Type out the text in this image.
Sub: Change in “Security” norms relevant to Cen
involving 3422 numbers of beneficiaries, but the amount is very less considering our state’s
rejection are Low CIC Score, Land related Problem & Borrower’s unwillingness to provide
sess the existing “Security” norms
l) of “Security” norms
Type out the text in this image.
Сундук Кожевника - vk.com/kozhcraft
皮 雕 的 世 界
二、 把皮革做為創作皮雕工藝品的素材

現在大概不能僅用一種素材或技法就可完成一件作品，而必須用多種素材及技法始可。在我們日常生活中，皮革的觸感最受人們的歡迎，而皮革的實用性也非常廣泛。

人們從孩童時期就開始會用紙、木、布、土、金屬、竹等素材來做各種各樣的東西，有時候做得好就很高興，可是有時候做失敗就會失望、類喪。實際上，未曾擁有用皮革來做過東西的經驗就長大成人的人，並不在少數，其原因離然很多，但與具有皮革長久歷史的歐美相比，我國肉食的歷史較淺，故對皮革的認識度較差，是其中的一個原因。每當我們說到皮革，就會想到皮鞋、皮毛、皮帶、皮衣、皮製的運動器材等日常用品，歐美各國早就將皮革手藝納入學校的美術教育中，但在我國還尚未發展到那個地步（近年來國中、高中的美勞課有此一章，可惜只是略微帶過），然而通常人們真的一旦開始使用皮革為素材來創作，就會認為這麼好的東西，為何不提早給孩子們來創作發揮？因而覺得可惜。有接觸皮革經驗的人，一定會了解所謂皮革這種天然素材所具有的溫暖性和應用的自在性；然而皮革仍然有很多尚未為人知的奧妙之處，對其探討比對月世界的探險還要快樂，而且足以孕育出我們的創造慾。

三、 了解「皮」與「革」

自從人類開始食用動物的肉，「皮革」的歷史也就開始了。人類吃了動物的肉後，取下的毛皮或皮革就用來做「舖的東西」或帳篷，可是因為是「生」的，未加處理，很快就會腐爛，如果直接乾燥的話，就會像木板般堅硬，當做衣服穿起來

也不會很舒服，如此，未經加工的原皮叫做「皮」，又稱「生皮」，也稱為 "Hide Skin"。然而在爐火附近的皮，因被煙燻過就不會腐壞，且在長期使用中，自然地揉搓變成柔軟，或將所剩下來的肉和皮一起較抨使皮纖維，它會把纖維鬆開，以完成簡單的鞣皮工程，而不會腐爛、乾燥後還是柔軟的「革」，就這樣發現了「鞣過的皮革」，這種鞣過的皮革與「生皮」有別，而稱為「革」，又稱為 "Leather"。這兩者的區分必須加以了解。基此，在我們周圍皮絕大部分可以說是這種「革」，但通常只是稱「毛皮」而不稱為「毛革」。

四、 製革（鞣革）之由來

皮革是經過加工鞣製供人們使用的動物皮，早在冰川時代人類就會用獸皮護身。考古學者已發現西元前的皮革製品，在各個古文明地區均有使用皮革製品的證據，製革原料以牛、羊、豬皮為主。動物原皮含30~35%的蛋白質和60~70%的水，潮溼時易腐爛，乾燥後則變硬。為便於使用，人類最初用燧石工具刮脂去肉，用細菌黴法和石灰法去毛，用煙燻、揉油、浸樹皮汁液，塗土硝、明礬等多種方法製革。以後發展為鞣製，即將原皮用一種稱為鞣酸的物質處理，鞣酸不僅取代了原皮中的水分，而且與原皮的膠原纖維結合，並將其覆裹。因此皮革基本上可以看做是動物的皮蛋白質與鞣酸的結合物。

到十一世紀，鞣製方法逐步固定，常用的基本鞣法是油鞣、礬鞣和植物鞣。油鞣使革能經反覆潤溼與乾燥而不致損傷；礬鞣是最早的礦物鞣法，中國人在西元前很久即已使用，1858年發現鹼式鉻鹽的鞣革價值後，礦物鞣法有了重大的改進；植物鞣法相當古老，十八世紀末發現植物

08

----------

◆ Written instruction: Copy each line of the data above that holds "norms".

◆ Task response:
Sub: Change in “Security” norms relevant to Cen
sess the existing “Security” norms
l) of “Security” norms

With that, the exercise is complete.